*GIVEN TASK:* Reproduce each record exactly.

*SOURCE RECORDS:*
════════════════════
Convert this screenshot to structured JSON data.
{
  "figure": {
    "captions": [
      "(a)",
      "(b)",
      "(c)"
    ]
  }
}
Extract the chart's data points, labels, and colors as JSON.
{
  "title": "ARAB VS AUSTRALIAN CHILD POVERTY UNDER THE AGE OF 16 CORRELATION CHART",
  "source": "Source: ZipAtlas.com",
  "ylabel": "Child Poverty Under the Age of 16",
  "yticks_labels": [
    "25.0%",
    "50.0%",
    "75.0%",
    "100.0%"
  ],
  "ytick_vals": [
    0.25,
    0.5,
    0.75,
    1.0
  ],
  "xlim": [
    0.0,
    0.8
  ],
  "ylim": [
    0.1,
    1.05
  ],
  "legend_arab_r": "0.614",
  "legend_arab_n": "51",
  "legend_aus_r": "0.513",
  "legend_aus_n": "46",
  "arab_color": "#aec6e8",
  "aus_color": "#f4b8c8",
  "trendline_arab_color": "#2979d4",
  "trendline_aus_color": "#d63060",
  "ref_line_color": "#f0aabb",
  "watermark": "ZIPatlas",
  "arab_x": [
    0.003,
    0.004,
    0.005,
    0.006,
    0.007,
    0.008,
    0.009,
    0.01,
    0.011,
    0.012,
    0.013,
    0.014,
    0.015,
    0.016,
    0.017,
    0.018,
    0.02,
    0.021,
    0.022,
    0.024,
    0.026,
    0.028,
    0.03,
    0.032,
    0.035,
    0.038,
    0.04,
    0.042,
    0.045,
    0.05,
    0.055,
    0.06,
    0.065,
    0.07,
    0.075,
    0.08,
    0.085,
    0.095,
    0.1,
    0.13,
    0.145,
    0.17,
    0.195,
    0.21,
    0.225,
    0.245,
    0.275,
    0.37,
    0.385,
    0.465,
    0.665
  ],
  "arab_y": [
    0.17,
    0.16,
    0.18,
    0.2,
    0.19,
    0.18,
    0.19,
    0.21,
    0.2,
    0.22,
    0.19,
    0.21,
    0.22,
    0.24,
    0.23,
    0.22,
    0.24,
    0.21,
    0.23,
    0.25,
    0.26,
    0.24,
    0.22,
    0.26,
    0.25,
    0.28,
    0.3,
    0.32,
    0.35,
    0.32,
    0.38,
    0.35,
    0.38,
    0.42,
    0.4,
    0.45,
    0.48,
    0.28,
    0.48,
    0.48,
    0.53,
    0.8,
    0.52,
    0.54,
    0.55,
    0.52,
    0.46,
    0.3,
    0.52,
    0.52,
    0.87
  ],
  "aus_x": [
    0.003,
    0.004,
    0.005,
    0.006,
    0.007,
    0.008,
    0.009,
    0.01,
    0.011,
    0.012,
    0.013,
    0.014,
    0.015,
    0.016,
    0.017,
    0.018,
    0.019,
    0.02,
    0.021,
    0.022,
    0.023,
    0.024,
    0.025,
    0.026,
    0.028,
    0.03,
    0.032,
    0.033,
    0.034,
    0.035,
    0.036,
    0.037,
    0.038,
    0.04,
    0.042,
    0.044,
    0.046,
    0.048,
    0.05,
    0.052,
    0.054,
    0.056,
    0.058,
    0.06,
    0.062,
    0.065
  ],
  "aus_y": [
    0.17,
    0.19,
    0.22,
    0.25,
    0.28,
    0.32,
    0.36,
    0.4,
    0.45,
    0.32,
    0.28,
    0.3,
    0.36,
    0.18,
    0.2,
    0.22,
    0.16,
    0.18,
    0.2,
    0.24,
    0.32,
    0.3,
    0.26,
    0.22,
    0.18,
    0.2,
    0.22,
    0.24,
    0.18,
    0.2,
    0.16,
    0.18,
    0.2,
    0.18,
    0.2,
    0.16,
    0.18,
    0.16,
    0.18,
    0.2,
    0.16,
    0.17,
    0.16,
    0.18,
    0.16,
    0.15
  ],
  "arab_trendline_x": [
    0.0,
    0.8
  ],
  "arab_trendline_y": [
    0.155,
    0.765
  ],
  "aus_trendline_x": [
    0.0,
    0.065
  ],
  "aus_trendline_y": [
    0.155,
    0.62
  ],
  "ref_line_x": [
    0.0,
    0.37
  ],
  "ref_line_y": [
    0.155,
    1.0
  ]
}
════════════════════
*OUTPUT OF THE EXERCISE:*
Convert this screenshot to structured JSON data.
{
  "figure": {
    "captions": [
      "(a)",
      "(b)",
      "(c)"
    ]
  }
}
Extract the chart's data points, labels, and colors as JSON.
{
  "title": "ARAB VS AUSTRALIAN CHILD POVERTY UNDER THE AGE OF 16 CORRELATION CHART",
  "source": "Source: ZipAtlas.com",
  "ylabel": "Child Poverty Under the Age of 16",
  "yticks_labels": [
    "25.0%",
    "50.0%",
    "75.0%",
    "100.0%"
  ],
  "ytick_vals": [
    0.25,
    0.5,
    0.75,
    1.0
  ],
  "xlim": [
    0.0,
    0.8
  ],
  "ylim": [
    0.1,
    1.05
  ],
  "legend_arab_r": "0.614",
  "legend_arab_n": "51",
  "legend_aus_r": "0.513",
  "legend_aus_n": "46",
  "arab_color": "#aec6e8",
  "aus_color": "#f4b8c8",
  "trendline_arab_color": "#2979d4",
  "trendline_aus_color": "#d63060",
  "ref_line_color": "#f0aabb",
  "watermark": "ZIPatlas",
  "arab_x": [
    0.003,
    0.004,
    0.005,
    0.006,
    0.007,
    0.008,
    0.009,
    0.01,
    0.011,
    0.012,
    0.013,
    0.014,
    0.015,
    0.016,
    0.017,
    0.018,
    0.02,
    0.021,
    0.022,
    0.024,
    0.026,
    0.028,
    0.03,
    0.032,
    0.035,
    0.038,
    0.04,
    0.042,
    0.045,
    0.05,
    0.055,
    0.06,
    0.065,
    0.07,
    0.075,
    0.08,
    0.085,
    0.095,
    0.1,
    0.13,
    0.145,
    0.17,
    0.195,
    0.21,
    0.225,
    0.245,
    0.275,
    0.37,
    0.385,
    0.465,
    0.665
  ],
  "arab_y": [
    0.17,
    0.16,
    0.18,
    0.2,
    0.19,
    0.18,
    0.19,
    0.21,
    0.2,
    0.22,
    0.19,
    0.21,
    0.22,
    0.24,
    0.23,
    0.22,
    0.24,
    0.21,
    0.23,
    0.25,
    0.26,
    0.24,
    0.22,
    0.26,
    0.25,
    0.28,
    0.3,
    0.32,
    0.35,
    0.32,
    0.38,
    0.35,
    0.38,
    0.42,
    0.4,
    0.45,
    0.48,
    0.28,
    0.48,
    0.48,
    0.53,
    0.8,
    0.52,
    0.54,
    0.55,
    0.52,
    0.46,
    0.3,
    0.52,
    0.52,
    0.87
  ],
  "aus_x": [
    0.003,
    0.004,
    0.005,
    0.006,
    0.007,
    0.008,
    0.009,
    0.01,
    0.011,
    0.012,
    0.013,
    0.014,
    0.015,
    0.016,
    0.017,
    0.018,
    0.019,
    0.02,
    0.021,
    0.022,
    0.023,
    0.024,
    0.025,
    0.026,
    0.028,
    0.03,
    0.032,
    0.033,
    0.034,
    0.035,
    0.036,
    0.037,
    0.038,
    0.04,
    0.042,
    0.044,
    0.046,
    0.048,
    0.05,
    0.052,
    0.054,
    0.056,
    0.058,
    0.06,
    0.062,
    0.065
  ],
  "aus_y": [
    0.17,
    0.19,
    0.22,
    0.25,
    0.28,
    0.32,
    0.36,
    0.4,
    0.45,
    0.32,
    0.28,
    0.3,
    0.36,
    0.18,
    0.2,
    0.22,
    0.16,
    0.18,
    0.2,
    0.24,
    0.32,
    0.3,
    0.26,
    0.22,
    0.18,
    0.2,
    0.22,
    0.24,
    0.18,
    0.2,
    0.16,
    0.18,
    0.2,
    0.18,
    0.2,
    0.16,
    0.18,
    0.16,
    0.18,
    0.2,
    0.16,
    0.17,
    0.16,
    0.18,
    0.16,
    0.15
  ],
  "arab_trendline_x": [
    0.0,
    0.8
  ],
  "arab_trendline_y": [
    0.155,
    0.765
  ],
  "aus_trendline_x": [
    0.0,
    0.065
  ],
  "aus_trendline_y": [
    0.155,
    0.62
  ],
  "ref_line_x": [
    0.0,
    0.37
  ],
  "ref_line_y": [
    0.155,
    1.0
  ]
}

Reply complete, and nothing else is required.